WHAT YOU SHOULD DO
Copy each record exactly as it reads, leaving out any pictures it holds.

== DATA FOR PROCESSING ==

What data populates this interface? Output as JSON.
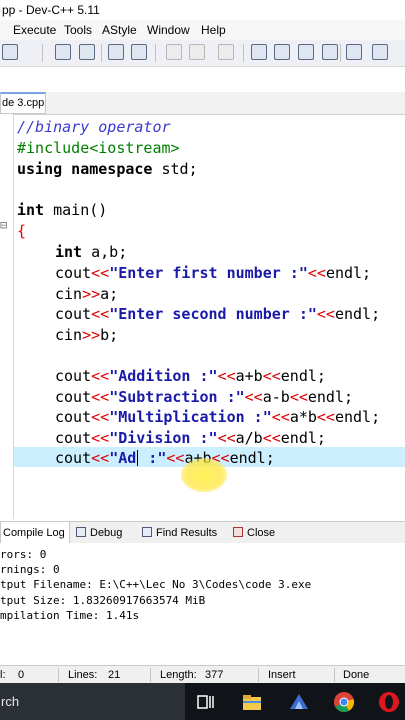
{
  "window": {
    "title": "pp - Dev-C++ 5.11"
  },
  "menu": [
    "Execute",
    "Tools",
    "AStyle",
    "Window",
    "Help"
  ],
  "file_tab": {
    "label": "de 3.cpp"
  },
  "code": {
    "lines": {
      "l1": "//binary operator",
      "l2": "#include<iostream>",
      "l3_kw": "using namespace",
      "l3_rest": " std;",
      "l5_kw": "int",
      "l5_rest": " main()",
      "l6": "{",
      "l7_kw": "int",
      "l7_rest": " a,b;",
      "l8_a": "cout",
      "l8_op1": "<<",
      "l8_str": "\"Enter first number :\"",
      "l8_op2": "<<",
      "l8_end": "endl;",
      "l9_a": "cin",
      "l9_op": ">>",
      "l9_end": "a;",
      "l10_a": "cout",
      "l10_op1": "<<",
      "l10_str": "\"Enter second number :\"",
      "l10_op2": "<<",
      "l10_end": "endl;",
      "l11_a": "cin",
      "l11_op": ">>",
      "l11_end": "b;",
      "l13_a": "cout",
      "l13_op1": "<<",
      "l13_str": "\"Addition :\"",
      "l13_op2": "<<",
      "l13_mid": "a+b",
      "l13_op3": "<<",
      "l13_end": "endl;",
      "l14_a": "cout",
      "l14_op1": "<<",
      "l14_str": "\"Subtraction :\"",
      "l14_op2": "<<",
      "l14_mid": "a-b",
      "l14_op3": "<<",
      "l14_end": "endl;",
      "l15_a": "cout",
      "l15_op1": "<<",
      "l15_str": "\"Multiplication :\"",
      "l15_op2": "<<",
      "l15_mid": "a*b",
      "l15_op3": "<<",
      "l15_end": "endl;",
      "l16_a": "cout",
      "l16_op1": "<<",
      "l16_str": "\"Division :\"",
      "l16_op2": "<<",
      "l16_mid": "a/b",
      "l16_op3": "<<",
      "l16_end": "endl;",
      "l17_a": "cout",
      "l17_op1": "<<",
      "l17_str_a": "\"Ad",
      "l17_str_b": " :\"",
      "l17_op2": "<<",
      "l17_mid": "a+b",
      "l17_op3": "<<",
      "l17_end": "endl;"
    }
  },
  "bottom_tabs": [
    "Compile Log",
    "Debug",
    "Find Results",
    "Close"
  ],
  "compile_log": [
    "rors: 0",
    "rnings: 0",
    "tput Filename: E:\\C++\\Lec No 3\\Codes\\code 3.exe",
    "tput Size: 1.83260917663574 MiB",
    "mpilation Time: 1.41s"
  ],
  "status": {
    "col": "l:",
    "col_val": "0",
    "lines_label": "Lines:",
    "lines_val": "21",
    "length_label": "Length:",
    "length_val": "377",
    "mode": "Insert",
    "message": "Done parsing"
  },
  "taskbar": {
    "search_text": "rch"
  },
  "colors": {
    "current_line": "#ccefff",
    "string": "#1a1aa8",
    "operator": "#e00000",
    "comment": "#3b3bd0",
    "preprocessor": "#008000"
  }
}
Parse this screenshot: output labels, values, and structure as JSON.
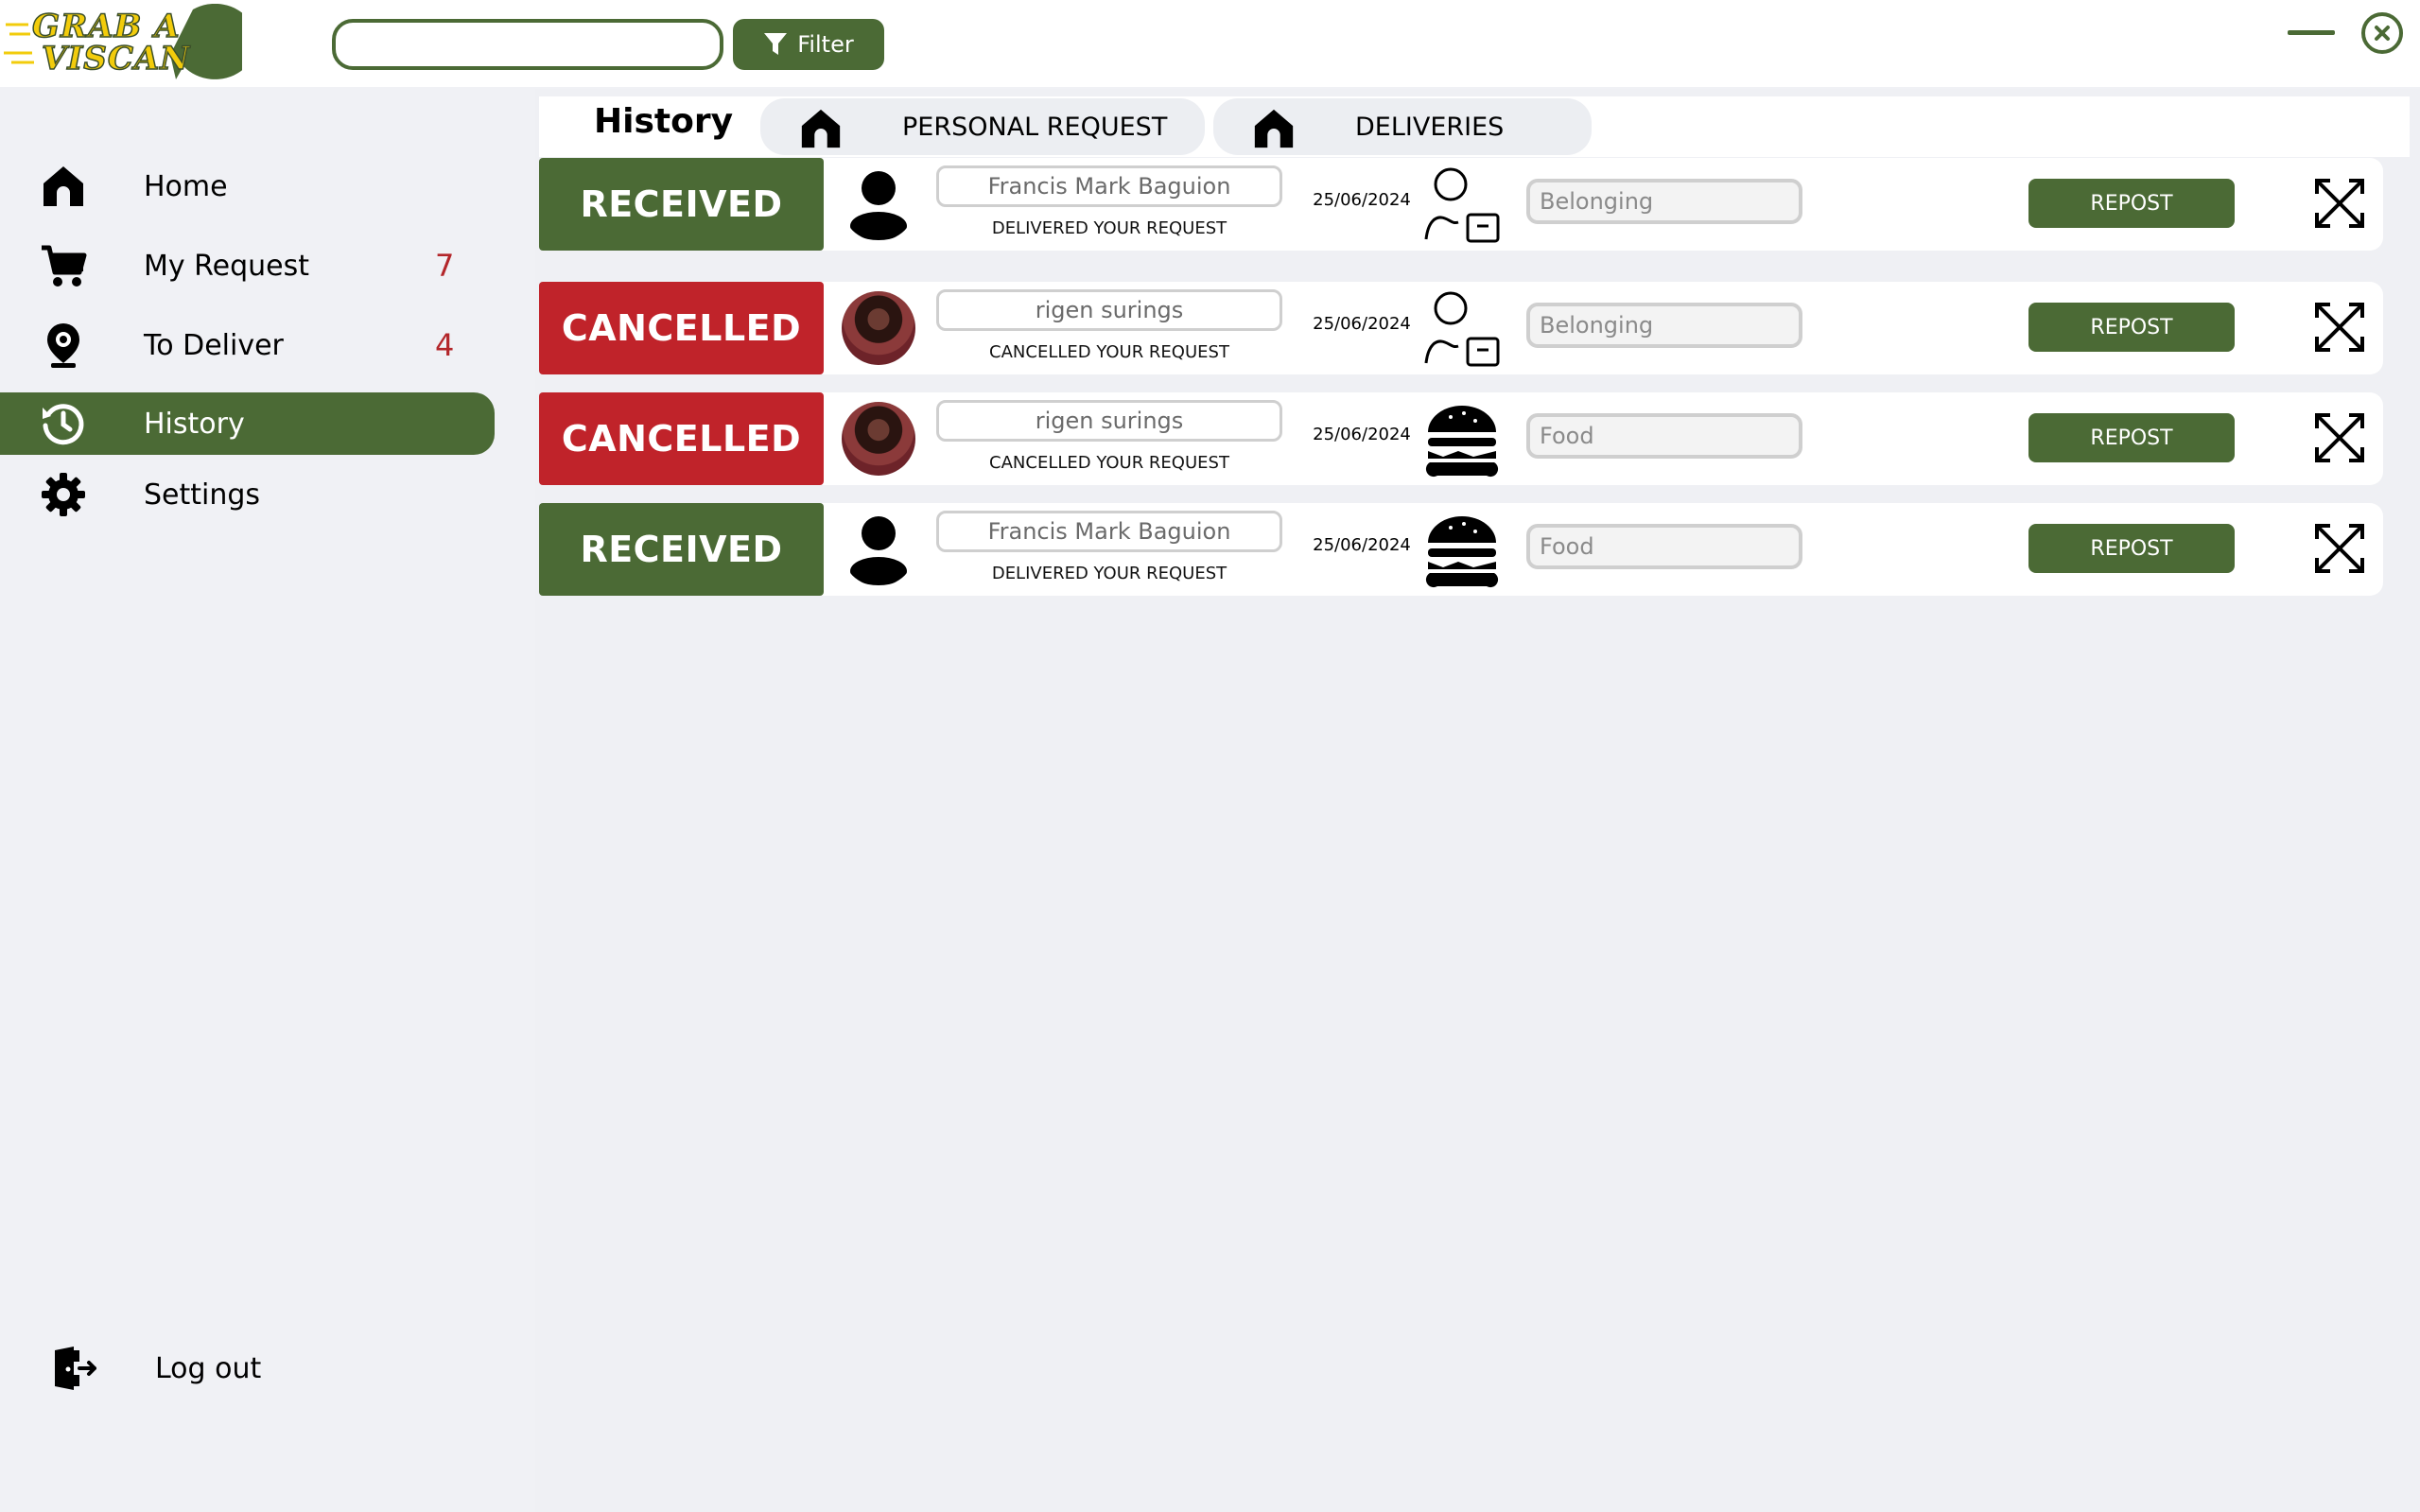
{
  "app": {
    "logo_line1": "GRAB A",
    "logo_line2": "VISCAN",
    "accent_color": "#4b6a35",
    "cancel_color": "#c0232a"
  },
  "topbar": {
    "search_value": "",
    "filter_label": "Filter"
  },
  "sidebar": {
    "items": [
      {
        "label": "Home",
        "icon": "home-icon",
        "count": ""
      },
      {
        "label": "My Request",
        "icon": "cart-icon",
        "count": "7"
      },
      {
        "label": "To Deliver",
        "icon": "location-pin-icon",
        "count": "4"
      },
      {
        "label": "History",
        "icon": "history-icon",
        "count": "",
        "active": true
      },
      {
        "label": "Settings",
        "icon": "gear-icon",
        "count": ""
      }
    ],
    "logout_label": "Log out"
  },
  "main": {
    "title": "History",
    "tabs": [
      {
        "label": "PERSONAL REQUEST",
        "icon": "home-icon"
      },
      {
        "label": "DELIVERIES",
        "icon": "home-icon"
      }
    ],
    "rows": [
      {
        "status": "RECEIVED",
        "avatar": "person-silhouette",
        "name": "Francis Mark Baguion",
        "message": "DELIVERED YOUR REQUEST",
        "date": "25/06/2024",
        "category_icon": "belonging-icon",
        "category": "Belonging",
        "action": "REPOST"
      },
      {
        "status": "CANCELLED",
        "avatar": "photo",
        "name": "rigen surings",
        "message": "CANCELLED YOUR REQUEST",
        "date": "25/06/2024",
        "category_icon": "belonging-icon",
        "category": "Belonging",
        "action": "REPOST"
      },
      {
        "status": "CANCELLED",
        "avatar": "photo",
        "name": "rigen surings",
        "message": "CANCELLED YOUR REQUEST",
        "date": "25/06/2024",
        "category_icon": "burger-icon",
        "category": "Food",
        "action": "REPOST"
      },
      {
        "status": "RECEIVED",
        "avatar": "person-silhouette",
        "name": "Francis Mark Baguion",
        "message": "DELIVERED YOUR REQUEST",
        "date": "25/06/2024",
        "category_icon": "burger-icon",
        "category": "Food",
        "action": "REPOST"
      }
    ]
  }
}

===

FULL SOLUTION
What data populates this interface? Output as JSON.
{
  "window": {
    "title": "pp - Dev-C++ 5.11"
  },
  "menu": [
    "Execute",
    "Tools",
    "AStyle",
    "Window",
    "Help"
  ],
  "file_tab": {
    "label": "de 3.cpp"
  },
  "code": {
    "lines": {
      "l1": "//binary operator",
      "l2": "#include<iostream>",
      "l3_kw": "using namespace",
      "l3_rest": " std;",
      "l5_kw": "int",
      "l5_rest": " main()",
      "l6": "{",
      "l7_kw": "int",
      "l7_rest": " a,b;",
      "l8_a": "cout",
      "l8_op1": "<<",
      "l8_str": "\"Enter first number :\"",
      "l8_op2": "<<",
      "l8_end": "endl;",
      "l9_a": "cin",
      "l9_op": ">>",
      "l9_end": "a;",
      "l10_a": "cout",
      "l10_op1": "<<",
      "l10_str": "\"Enter second number :\"",
      "l10_op2": "<<",
      "l10_end": "endl;",
      "l11_a": "cin",
      "l11_op": ">>",
      "l11_end": "b;",
      "l13_a": "cout",
      "l13_op1": "<<",
      "l13_str": "\"Addition :\"",
      "l13_op2": "<<",
      "l13_mid": "a+b",
      "l13_op3": "<<",
      "l13_end": "endl;",
      "l14_a": "cout",
      "l14_op1": "<<",
      "l14_str": "\"Subtraction :\"",
      "l14_op2": "<<",
      "l14_mid": "a-b",
      "l14_op3": "<<",
      "l14_end": "endl;",
      "l15_a": "cout",
      "l15_op1": "<<",
      "l15_str": "\"Multiplication :\"",
      "l15_op2": "<<",
      "l15_mid": "a*b",
      "l15_op3": "<<",
      "l15_end": "endl;",
      "l16_a": "cout",
      "l16_op1": "<<",
      "l16_str": "\"Division :\"",
      "l16_op2": "<<",
      "l16_mid": "a/b",
      "l16_op3": "<<",
      "l16_end": "endl;",
      "l17_a": "cout",
      "l17_op1": "<<",
      "l17_str_a": "\"Ad",
      "l17_str_b": " :\"",
      "l17_op2": "<<",
      "l17_mid": "a+b",
      "l17_op3": "<<",
      "l17_end": "endl;"
    }
  },
  "bottom_tabs": [
    "Compile Log",
    "Debug",
    "Find Results",
    "Close"
  ],
  "compile_log": [
    "rors: 0",
    "rnings: 0",
    "tput Filename: E:\\C++\\Lec No 3\\Codes\\code 3.exe",
    "tput Size: 1.83260917663574 MiB",
    "mpilation Time: 1.41s"
  ],
  "status": {
    "col": "l:",
    "col_val": "0",
    "lines_label": "Lines:",
    "lines_val": "21",
    "length_label": "Length:",
    "length_val": "377",
    "mode": "Insert",
    "message": "Done parsing"
  },
  "taskbar": {
    "search_text": "rch"
  },
  "colors": {
    "current_line": "#ccefff",
    "string": "#1a1aa8",
    "operator": "#e00000",
    "comment": "#3b3bd0",
    "preprocessor": "#008000"
  }
}
Parse this screenshot: output labels, values, and structure as JSON.
{
  "app": {
    "logo_line1": "GRAB A",
    "logo_line2": "VISCAN",
    "accent_color": "#4b6a35",
    "cancel_color": "#c0232a"
  },
  "topbar": {
    "search_value": "",
    "filter_label": "Filter"
  },
  "sidebar": {
    "items": [
      {
        "label": "Home",
        "icon": "home-icon",
        "count": ""
      },
      {
        "label": "My Request",
        "icon": "cart-icon",
        "count": "7"
      },
      {
        "label": "To Deliver",
        "icon": "location-pin-icon",
        "count": "4"
      },
      {
        "label": "History",
        "icon": "history-icon",
        "count": "",
        "active": true
      },
      {
        "label": "Settings",
        "icon": "gear-icon",
        "count": ""
      }
    ],
    "logout_label": "Log out"
  },
  "main": {
    "title": "History",
    "tabs": [
      {
        "label": "PERSONAL REQUEST",
        "icon": "home-icon"
      },
      {
        "label": "DELIVERIES",
        "icon": "home-icon"
      }
    ],
    "rows": [
      {
        "status": "RECEIVED",
        "avatar": "person-silhouette",
        "name": "Francis Mark Baguion",
        "message": "DELIVERED YOUR REQUEST",
        "date": "25/06/2024",
        "category_icon": "belonging-icon",
        "category": "Belonging",
        "action": "REPOST"
      },
      {
        "status": "CANCELLED",
        "avatar": "photo",
        "name": "rigen surings",
        "message": "CANCELLED YOUR REQUEST",
        "date": "25/06/2024",
        "category_icon": "belonging-icon",
        "category": "Belonging",
        "action": "REPOST"
      },
      {
        "status": "CANCELLED",
        "avatar": "photo",
        "name": "rigen surings",
        "message": "CANCELLED YOUR REQUEST",
        "date": "25/06/2024",
        "category_icon": "burger-icon",
        "category": "Food",
        "action": "REPOST"
      },
      {
        "status": "RECEIVED",
        "avatar": "person-silhouette",
        "name": "Francis Mark Baguion",
        "message": "DELIVERED YOUR REQUEST",
        "date": "25/06/2024",
        "category_icon": "burger-icon",
        "category": "Food",
        "action": "REPOST"
      }
    ]
  }
}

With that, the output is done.